*TASK GOAL:* Which of the lines below contain the string "molecule"? Copy each one.

Items listed in a dataset
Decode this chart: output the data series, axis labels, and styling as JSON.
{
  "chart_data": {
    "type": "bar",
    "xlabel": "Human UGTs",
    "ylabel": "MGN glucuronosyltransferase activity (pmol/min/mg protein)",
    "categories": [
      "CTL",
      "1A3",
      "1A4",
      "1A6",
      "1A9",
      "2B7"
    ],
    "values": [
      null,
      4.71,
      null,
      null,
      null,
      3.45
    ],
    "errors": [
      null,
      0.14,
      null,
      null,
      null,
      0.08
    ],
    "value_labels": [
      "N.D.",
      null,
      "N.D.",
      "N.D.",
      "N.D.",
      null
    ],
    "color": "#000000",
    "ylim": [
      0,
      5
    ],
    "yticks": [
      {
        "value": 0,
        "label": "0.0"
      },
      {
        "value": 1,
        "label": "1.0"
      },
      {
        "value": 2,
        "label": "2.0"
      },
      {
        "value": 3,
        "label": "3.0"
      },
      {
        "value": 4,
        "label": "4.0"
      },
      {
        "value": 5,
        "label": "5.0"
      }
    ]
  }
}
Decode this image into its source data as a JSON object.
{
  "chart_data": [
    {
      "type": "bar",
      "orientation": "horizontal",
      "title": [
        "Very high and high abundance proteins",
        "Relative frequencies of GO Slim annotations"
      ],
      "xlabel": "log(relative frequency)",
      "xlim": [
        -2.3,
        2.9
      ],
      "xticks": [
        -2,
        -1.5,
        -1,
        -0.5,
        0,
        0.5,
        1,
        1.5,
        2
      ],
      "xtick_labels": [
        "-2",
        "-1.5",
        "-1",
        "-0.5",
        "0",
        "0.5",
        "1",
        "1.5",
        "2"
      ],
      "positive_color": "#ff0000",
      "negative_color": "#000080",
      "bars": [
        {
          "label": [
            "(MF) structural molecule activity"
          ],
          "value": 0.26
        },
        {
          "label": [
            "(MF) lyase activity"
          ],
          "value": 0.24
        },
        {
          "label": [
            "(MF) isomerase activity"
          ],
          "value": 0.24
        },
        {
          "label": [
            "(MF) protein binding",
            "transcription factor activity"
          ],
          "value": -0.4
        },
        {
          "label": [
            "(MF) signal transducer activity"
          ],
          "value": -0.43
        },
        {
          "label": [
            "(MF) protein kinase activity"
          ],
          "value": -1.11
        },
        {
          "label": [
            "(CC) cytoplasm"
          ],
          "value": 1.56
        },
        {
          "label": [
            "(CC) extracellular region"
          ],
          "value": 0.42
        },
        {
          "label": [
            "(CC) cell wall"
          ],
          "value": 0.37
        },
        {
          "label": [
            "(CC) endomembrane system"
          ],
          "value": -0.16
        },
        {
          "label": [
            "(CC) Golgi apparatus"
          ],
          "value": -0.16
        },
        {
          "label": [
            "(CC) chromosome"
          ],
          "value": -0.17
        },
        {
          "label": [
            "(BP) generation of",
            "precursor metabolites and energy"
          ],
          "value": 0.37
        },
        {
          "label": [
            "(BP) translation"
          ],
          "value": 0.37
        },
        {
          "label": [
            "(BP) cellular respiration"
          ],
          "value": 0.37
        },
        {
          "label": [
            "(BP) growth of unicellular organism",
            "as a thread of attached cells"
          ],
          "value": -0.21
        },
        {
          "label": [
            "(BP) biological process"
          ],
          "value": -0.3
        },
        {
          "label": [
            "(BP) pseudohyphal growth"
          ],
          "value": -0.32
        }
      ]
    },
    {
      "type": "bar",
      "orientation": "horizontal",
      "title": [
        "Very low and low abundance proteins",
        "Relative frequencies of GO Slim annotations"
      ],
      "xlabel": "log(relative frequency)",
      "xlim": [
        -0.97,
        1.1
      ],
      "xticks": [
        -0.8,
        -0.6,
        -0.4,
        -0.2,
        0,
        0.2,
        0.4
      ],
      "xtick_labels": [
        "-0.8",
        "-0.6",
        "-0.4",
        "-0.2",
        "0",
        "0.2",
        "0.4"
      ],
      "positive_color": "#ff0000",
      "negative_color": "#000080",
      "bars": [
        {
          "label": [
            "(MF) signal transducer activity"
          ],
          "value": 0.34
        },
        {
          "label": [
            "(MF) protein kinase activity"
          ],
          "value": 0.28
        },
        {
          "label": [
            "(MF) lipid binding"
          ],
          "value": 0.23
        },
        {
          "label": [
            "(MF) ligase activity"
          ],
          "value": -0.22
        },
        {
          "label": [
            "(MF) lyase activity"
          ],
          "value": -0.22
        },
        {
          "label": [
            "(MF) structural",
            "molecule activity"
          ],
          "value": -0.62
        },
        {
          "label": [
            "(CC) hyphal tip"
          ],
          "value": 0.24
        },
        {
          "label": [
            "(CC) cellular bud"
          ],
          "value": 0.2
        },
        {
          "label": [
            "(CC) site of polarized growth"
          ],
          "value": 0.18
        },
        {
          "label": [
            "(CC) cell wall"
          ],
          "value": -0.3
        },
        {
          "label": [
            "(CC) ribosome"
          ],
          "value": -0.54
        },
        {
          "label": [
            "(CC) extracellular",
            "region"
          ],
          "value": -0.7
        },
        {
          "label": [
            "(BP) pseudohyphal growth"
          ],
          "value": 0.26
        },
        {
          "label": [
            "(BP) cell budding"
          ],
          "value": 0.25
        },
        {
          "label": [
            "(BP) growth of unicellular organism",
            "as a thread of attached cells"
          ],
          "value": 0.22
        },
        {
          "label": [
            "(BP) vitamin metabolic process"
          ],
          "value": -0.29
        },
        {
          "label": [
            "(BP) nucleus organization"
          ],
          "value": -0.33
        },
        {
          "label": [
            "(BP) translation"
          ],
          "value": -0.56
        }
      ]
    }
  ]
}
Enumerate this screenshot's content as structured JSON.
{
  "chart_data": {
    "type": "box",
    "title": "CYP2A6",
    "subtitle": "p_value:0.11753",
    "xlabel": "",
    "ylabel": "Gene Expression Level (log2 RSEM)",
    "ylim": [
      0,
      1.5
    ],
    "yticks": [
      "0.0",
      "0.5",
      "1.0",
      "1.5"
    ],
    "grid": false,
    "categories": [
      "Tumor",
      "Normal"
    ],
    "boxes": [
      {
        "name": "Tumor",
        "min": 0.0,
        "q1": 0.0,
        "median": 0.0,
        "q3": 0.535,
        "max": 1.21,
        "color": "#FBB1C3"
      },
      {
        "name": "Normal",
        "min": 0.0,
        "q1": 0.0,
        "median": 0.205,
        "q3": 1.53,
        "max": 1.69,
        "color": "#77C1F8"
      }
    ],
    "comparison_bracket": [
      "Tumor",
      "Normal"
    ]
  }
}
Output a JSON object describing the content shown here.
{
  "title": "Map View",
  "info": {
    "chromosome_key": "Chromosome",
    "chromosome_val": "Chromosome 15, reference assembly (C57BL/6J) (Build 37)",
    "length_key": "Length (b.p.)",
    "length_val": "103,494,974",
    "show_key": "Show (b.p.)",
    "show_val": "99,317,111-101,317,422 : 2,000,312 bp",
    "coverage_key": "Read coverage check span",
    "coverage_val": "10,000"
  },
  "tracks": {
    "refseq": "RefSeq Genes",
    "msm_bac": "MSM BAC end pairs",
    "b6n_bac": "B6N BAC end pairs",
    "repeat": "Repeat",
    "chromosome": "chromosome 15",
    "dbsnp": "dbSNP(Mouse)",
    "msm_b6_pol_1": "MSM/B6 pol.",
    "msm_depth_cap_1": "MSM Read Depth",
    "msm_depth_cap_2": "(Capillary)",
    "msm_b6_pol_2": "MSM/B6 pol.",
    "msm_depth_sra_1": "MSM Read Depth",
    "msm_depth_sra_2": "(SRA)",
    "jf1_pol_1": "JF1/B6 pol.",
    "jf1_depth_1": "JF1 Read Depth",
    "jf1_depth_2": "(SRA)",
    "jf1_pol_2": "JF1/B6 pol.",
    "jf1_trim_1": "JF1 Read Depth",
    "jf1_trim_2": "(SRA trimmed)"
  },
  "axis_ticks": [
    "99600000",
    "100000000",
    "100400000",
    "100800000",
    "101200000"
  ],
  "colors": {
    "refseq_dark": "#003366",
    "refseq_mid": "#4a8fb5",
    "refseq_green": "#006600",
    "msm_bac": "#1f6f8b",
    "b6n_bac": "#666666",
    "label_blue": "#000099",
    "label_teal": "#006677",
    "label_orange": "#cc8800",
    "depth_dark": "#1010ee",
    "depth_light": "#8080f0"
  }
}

*EXERCISE SOLUTION:*
            "(MF) structural molecule activity"
            "molecule activity"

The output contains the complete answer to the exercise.